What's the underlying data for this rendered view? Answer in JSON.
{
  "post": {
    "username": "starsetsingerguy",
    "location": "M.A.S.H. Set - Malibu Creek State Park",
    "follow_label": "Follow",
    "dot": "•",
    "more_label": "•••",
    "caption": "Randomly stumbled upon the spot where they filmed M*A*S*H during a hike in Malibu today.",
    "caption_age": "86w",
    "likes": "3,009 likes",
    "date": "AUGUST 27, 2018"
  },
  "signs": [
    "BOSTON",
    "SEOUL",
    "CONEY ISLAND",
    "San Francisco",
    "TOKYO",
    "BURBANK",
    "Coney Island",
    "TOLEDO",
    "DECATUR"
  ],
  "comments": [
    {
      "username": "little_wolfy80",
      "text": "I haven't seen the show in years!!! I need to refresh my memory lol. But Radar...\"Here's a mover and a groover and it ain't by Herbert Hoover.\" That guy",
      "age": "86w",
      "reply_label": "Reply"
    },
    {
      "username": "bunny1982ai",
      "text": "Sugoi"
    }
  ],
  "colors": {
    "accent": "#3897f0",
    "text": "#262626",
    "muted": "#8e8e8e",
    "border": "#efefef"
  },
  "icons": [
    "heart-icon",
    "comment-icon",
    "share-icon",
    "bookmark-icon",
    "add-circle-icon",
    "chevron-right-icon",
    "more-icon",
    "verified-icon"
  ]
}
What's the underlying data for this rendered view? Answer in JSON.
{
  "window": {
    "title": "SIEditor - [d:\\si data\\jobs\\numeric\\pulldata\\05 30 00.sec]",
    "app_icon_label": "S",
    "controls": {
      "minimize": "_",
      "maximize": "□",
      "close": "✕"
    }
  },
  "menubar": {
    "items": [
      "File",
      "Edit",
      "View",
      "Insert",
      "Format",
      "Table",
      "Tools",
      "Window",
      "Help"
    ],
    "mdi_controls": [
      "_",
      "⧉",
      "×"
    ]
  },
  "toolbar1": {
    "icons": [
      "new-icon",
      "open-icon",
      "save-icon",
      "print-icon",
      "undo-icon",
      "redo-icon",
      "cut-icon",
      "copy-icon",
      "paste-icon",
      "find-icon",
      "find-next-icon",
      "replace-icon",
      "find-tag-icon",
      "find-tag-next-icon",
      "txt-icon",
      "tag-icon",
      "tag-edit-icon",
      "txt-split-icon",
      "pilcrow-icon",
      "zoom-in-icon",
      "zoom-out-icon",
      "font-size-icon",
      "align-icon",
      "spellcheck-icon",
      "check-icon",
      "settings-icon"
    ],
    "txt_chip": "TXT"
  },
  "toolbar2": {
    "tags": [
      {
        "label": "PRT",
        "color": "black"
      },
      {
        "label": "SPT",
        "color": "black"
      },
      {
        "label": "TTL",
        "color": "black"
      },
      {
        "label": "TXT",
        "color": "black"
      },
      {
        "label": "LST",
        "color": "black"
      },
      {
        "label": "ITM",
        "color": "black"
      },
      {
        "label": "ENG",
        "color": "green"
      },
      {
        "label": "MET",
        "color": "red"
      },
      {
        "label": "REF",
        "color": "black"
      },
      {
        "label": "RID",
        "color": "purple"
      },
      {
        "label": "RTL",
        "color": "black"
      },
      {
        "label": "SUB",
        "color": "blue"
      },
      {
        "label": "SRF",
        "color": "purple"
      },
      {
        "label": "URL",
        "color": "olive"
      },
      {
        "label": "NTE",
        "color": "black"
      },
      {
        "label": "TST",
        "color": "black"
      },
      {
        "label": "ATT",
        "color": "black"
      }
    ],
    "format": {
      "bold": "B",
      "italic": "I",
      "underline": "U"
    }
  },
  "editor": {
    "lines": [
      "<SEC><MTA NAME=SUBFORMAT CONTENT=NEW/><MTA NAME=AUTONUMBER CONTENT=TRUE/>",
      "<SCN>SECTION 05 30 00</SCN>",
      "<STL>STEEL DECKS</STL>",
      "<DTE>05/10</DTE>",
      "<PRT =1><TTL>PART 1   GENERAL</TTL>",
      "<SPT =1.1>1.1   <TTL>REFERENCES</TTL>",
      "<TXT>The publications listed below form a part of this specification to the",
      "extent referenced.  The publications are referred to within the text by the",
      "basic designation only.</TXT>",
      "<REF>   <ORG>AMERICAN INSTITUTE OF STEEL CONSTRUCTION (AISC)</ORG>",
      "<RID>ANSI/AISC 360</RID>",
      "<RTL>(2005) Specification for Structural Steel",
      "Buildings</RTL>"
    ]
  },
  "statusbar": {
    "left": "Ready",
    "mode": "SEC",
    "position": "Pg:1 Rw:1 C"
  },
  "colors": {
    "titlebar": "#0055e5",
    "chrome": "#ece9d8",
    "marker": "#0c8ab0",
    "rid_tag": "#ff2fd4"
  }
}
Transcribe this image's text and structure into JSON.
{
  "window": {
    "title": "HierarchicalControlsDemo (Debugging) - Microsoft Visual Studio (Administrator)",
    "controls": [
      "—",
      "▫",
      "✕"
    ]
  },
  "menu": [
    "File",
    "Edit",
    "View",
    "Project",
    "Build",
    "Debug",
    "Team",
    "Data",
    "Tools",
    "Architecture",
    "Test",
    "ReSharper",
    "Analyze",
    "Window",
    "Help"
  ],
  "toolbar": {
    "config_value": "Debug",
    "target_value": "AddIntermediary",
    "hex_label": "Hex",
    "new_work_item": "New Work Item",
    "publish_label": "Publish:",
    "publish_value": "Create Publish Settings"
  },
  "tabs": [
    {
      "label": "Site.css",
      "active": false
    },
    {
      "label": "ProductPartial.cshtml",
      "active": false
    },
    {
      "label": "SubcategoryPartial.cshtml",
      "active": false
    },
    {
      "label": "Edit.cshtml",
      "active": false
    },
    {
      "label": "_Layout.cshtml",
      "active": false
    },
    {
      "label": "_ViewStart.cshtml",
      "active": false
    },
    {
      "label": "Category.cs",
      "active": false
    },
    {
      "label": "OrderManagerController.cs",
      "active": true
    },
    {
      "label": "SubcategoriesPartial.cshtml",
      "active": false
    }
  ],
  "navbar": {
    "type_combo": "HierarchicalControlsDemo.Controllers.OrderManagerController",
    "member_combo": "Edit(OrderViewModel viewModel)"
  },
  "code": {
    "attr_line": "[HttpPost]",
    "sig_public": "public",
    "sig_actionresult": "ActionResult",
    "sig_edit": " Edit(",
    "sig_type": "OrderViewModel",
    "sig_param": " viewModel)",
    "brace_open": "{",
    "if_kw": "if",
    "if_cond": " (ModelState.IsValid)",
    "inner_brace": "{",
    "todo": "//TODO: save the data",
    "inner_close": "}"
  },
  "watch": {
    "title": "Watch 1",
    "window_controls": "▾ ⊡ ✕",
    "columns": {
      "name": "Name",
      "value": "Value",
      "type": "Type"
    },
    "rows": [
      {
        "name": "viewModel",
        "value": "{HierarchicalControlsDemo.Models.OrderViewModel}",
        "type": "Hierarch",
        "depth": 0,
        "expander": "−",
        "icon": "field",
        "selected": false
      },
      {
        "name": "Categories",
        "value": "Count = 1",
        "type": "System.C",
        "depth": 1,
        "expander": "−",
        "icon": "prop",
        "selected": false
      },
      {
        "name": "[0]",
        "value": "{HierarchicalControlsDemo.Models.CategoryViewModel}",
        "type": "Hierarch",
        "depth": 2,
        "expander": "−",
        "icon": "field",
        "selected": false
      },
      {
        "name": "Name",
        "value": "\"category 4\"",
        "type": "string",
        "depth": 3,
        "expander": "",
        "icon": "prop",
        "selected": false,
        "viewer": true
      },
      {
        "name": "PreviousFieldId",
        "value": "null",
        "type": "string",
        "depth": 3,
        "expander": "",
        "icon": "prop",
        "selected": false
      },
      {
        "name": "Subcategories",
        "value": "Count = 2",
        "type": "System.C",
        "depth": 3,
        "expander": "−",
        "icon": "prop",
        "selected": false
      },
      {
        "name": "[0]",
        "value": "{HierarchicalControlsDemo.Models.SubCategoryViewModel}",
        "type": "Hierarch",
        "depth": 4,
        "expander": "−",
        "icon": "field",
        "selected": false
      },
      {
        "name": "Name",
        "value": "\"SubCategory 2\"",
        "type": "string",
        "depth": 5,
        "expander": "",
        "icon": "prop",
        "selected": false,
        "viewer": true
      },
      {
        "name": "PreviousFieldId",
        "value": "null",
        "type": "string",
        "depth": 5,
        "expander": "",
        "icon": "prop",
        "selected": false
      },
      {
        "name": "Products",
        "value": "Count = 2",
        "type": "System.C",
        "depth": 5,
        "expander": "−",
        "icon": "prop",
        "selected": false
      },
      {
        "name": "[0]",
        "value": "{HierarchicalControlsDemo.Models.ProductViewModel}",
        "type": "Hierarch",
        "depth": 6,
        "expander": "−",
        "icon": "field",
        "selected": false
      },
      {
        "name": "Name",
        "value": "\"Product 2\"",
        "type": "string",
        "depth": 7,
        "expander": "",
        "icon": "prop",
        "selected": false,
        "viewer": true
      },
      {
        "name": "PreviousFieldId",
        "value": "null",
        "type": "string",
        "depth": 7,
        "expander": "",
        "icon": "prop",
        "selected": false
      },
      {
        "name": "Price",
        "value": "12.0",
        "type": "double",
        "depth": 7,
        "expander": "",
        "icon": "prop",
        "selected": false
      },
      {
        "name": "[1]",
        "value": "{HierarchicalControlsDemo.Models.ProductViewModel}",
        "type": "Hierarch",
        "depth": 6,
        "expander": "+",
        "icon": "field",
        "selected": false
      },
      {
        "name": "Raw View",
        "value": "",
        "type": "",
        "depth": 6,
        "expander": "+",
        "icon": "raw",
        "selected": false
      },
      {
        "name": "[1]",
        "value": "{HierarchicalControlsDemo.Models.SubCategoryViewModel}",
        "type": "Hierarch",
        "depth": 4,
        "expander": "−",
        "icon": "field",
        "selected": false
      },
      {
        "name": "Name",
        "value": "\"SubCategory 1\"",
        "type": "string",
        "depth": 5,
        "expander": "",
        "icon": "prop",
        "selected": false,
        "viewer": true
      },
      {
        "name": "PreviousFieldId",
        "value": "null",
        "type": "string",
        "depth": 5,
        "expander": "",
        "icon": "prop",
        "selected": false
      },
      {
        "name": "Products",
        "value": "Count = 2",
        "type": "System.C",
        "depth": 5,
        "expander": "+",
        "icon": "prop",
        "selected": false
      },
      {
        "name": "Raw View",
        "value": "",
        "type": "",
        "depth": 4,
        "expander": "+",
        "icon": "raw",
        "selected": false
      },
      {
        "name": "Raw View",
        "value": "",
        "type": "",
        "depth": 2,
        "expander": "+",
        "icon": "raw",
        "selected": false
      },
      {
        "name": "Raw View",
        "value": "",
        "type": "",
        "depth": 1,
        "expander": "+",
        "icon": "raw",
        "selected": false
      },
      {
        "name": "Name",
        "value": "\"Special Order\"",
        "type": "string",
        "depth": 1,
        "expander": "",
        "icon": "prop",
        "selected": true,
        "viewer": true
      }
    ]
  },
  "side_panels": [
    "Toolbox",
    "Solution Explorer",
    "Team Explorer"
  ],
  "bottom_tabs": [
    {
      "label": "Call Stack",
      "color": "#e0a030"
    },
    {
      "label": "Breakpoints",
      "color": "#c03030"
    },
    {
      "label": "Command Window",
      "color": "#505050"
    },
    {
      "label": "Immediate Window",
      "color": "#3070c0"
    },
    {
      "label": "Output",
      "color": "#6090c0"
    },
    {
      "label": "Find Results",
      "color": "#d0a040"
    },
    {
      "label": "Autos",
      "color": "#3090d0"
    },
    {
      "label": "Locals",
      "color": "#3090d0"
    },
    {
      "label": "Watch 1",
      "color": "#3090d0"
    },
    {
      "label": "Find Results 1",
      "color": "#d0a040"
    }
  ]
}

————

Written instruction — Scan the material and collect every line that contains "cshtml".

Answer to this task —
      "label": "ProductPartial.cshtml",
      "label": "SubcategoryPartial.cshtml",
      "label": "Edit.cshtml",
      "label": "_Layout.cshtml",
      "label": "_ViewStart.cshtml",
      "label": "SubcategoriesPartial.cshtml",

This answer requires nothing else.